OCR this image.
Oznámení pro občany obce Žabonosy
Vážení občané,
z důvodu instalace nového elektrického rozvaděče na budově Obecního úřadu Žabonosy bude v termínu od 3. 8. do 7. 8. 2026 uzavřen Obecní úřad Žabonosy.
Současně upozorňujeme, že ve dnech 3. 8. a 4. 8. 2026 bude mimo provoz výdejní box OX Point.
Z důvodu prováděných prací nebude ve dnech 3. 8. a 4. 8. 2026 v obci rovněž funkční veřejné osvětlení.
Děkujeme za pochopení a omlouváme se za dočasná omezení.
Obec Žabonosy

## Exercise brief
Say how many lines of the data include the string "dnech". Nothing other than the number should be given.

## Full response
2